Please repeat all of the lines that follow, exactly as written.

Extracted information:
......
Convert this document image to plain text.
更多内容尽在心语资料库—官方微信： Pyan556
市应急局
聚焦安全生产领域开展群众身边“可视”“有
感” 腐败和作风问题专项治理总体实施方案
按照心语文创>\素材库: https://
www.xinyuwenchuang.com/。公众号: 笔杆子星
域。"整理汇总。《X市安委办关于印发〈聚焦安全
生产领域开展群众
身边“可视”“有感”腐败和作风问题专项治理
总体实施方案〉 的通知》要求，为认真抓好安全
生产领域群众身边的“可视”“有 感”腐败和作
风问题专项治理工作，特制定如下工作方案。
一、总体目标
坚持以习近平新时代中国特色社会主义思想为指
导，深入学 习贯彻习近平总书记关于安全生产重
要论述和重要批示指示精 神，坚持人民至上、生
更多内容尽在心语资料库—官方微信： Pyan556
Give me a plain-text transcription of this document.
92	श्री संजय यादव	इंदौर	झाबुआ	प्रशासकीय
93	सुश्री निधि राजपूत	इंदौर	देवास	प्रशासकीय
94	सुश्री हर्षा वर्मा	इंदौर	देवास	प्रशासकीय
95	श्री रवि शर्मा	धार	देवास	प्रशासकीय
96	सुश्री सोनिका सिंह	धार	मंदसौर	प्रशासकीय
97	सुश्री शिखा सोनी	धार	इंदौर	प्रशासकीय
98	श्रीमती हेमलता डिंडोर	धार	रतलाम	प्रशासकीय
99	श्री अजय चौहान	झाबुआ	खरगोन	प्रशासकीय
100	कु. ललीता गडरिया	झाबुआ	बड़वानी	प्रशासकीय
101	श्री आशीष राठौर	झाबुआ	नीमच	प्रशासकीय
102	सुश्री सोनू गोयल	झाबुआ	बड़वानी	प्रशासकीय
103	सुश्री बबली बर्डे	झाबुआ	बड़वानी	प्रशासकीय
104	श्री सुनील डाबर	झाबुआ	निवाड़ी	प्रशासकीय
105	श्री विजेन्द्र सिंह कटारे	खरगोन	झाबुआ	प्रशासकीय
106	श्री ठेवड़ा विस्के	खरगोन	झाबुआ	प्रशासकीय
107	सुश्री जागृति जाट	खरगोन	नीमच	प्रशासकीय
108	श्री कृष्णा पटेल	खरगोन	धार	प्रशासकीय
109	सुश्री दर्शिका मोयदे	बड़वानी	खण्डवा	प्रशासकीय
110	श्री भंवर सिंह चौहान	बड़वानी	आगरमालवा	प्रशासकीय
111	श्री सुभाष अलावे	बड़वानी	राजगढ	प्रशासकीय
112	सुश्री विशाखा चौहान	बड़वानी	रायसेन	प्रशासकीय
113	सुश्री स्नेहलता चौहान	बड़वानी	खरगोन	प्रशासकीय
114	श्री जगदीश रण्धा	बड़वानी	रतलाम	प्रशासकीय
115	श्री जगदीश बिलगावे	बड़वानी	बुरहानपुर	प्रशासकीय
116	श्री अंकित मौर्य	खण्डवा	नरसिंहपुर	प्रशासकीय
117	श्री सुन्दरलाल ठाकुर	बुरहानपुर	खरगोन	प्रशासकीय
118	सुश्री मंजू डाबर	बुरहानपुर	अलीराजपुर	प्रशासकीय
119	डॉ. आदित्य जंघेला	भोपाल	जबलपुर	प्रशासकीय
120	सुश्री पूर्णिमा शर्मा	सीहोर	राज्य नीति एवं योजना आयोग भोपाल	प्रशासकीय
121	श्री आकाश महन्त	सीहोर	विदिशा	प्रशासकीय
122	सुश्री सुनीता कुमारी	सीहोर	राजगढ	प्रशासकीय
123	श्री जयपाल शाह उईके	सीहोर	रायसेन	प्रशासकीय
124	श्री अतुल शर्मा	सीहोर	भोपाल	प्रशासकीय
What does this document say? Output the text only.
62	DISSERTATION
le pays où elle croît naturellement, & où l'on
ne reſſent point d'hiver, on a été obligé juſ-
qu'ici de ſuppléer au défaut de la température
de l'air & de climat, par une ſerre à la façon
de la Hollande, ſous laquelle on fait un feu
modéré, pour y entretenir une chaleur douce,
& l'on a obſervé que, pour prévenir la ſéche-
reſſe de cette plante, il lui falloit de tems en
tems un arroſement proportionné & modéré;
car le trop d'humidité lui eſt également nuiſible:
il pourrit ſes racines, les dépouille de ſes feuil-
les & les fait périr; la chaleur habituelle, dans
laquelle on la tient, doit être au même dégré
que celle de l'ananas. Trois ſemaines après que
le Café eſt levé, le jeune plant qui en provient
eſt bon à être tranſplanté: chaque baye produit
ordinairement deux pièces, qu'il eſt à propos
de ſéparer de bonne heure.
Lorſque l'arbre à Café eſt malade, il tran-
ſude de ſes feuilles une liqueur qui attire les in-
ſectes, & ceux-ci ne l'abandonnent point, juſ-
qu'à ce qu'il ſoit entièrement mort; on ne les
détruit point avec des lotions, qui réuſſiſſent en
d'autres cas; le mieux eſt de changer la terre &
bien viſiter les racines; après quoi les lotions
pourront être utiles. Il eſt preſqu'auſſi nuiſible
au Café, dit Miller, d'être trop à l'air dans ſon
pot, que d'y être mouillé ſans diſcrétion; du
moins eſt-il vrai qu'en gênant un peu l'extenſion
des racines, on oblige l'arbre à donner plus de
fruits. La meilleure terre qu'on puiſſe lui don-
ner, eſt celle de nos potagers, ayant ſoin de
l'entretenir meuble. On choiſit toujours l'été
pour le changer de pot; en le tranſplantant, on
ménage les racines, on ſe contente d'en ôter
......
Task output:
Convert this document image to plain text.
更多内容尽在心语资料库—官方微信： Pyan556
市应急局
聚焦安全生产领域开展群众身边“可视”“有
感” 腐败和作风问题专项治理总体实施方案
按照心语文创>\素材库: https://
www.xinyuwenchuang.com/。公众号: 笔杆子星
域。"整理汇总。《X市安委办关于印发〈聚焦安全
生产领域开展群众
身边“可视”“有感”腐败和作风问题专项治理
总体实施方案〉 的通知》要求，为认真抓好安全
生产领域群众身边的“可视”“有 感”腐败和作
风问题专项治理工作，特制定如下工作方案。
一、总体目标
坚持以习近平新时代中国特色社会主义思想为指
导，深入学 习贯彻习近平总书记关于安全生产重
要论述和重要批示指示精 神，坚持人民至上、生
更多内容尽在心语资料库—官方微信： Pyan556
Give me a plain-text transcription of this document.
92	श्री संजय यादव	इंदौर	झाबुआ	प्रशासकीय
93	सुश्री निधि राजपूत	इंदौर	देवास	प्रशासकीय
94	सुश्री हर्षा वर्मा	इंदौर	देवास	प्रशासकीय
95	श्री रवि शर्मा	धार	देवास	प्रशासकीय
96	सुश्री सोनिका सिंह	धार	मंदसौर	प्रशासकीय
97	सुश्री शिखा सोनी	धार	इंदौर	प्रशासकीय
98	श्रीमती हेमलता डिंडोर	धार	रतलाम	प्रशासकीय
99	श्री अजय चौहान	झाबुआ	खरगोन	प्रशासकीय
100	कु. ललीता गडरिया	झाबुआ	बड़वानी	प्रशासकीय
101	श्री आशीष राठौर	झाबुआ	नीमच	प्रशासकीय
102	सुश्री सोनू गोयल	झाबुआ	बड़वानी	प्रशासकीय
103	सुश्री बबली बर्डे	झाबुआ	बड़वानी	प्रशासकीय
104	श्री सुनील डाबर	झाबुआ	निवाड़ी	प्रशासकीय
105	श्री विजेन्द्र सिंह कटारे	खरगोन	झाबुआ	प्रशासकीय
106	श्री ठेवड़ा विस्के	खरगोन	झाबुआ	प्रशासकीय
107	सुश्री जागृति जाट	खरगोन	नीमच	प्रशासकीय
108	श्री कृष्णा पटेल	खरगोन	धार	प्रशासकीय
109	सुश्री दर्शिका मोयदे	बड़वानी	खण्डवा	प्रशासकीय
110	श्री भंवर सिंह चौहान	बड़वानी	आगरमालवा	प्रशासकीय
111	श्री सुभाष अलावे	बड़वानी	राजगढ	प्रशासकीय
112	सुश्री विशाखा चौहान	बड़वानी	रायसेन	प्रशासकीय
113	सुश्री स्नेहलता चौहान	बड़वानी	खरगोन	प्रशासकीय
114	श्री जगदीश रण्धा	बड़वानी	रतलाम	प्रशासकीय
115	श्री जगदीश बिलगावे	बड़वानी	बुरहानपुर	प्रशासकीय
116	श्री अंकित मौर्य	खण्डवा	नरसिंहपुर	प्रशासकीय
117	श्री सुन्दरलाल ठाकुर	बुरहानपुर	खरगोन	प्रशासकीय
118	सुश्री मंजू डाबर	बुरहानपुर	अलीराजपुर	प्रशासकीय
119	डॉ. आदित्य जंघेला	भोपाल	जबलपुर	प्रशासकीय
120	सुश्री पूर्णिमा शर्मा	सीहोर	राज्य नीति एवं योजना आयोग भोपाल	प्रशासकीय
121	श्री आकाश महन्त	सीहोर	विदिशा	प्रशासकीय
122	सुश्री सुनीता कुमारी	सीहोर	राजगढ	प्रशासकीय
123	श्री जयपाल शाह उईके	सीहोर	रायसेन	प्रशासकीय
124	श्री अतुल शर्मा	सीहोर	भोपाल	प्रशासकीय
What does this document say? Output the text only.
62	DISSERTATION
le pays où elle croît naturellement, & où l'on
ne reſſent point d'hiver, on a été obligé juſ-
qu'ici de ſuppléer au défaut de la température
de l'air & de climat, par une ſerre à la façon
de la Hollande, ſous laquelle on fait un feu
modéré, pour y entretenir une chaleur douce,
& l'on a obſervé que, pour prévenir la ſéche-
reſſe de cette plante, il lui falloit de tems en
tems un arroſement proportionné & modéré;
car le trop d'humidité lui eſt également nuiſible:
il pourrit ſes racines, les dépouille de ſes feuil-
les & les fait périr; la chaleur habituelle, dans
laquelle on la tient, doit être au même dégré
que celle de l'ananas. Trois ſemaines après que
le Café eſt levé, le jeune plant qui en provient
eſt bon à être tranſplanté: chaque baye produit
ordinairement deux pièces, qu'il eſt à propos
de ſéparer de bonne heure.
Lorſque l'arbre à Café eſt malade, il tran-
ſude de ſes feuilles une liqueur qui attire les in-
ſectes, & ceux-ci ne l'abandonnent point, juſ-
qu'à ce qu'il ſoit entièrement mort; on ne les
détruit point avec des lotions, qui réuſſiſſent en
d'autres cas; le mieux eſt de changer la terre &
bien viſiter les racines; après quoi les lotions
pourront être utiles. Il eſt preſqu'auſſi nuiſible
au Café, dit Miller, d'être trop à l'air dans ſon
pot, que d'y être mouillé ſans diſcrétion; du
moins eſt-il vrai qu'en gênant un peu l'extenſion
des racines, on oblige l'arbre à donner plus de
fruits. La meilleure terre qu'on puiſſe lui don-
ner, eſt celle de nos potagers, ayant ſoin de
l'entretenir meuble. On choiſit toujours l'été
pour le changer de pot; en le tranſplantant, on
ménage les racines, on ſe contente d'en ôter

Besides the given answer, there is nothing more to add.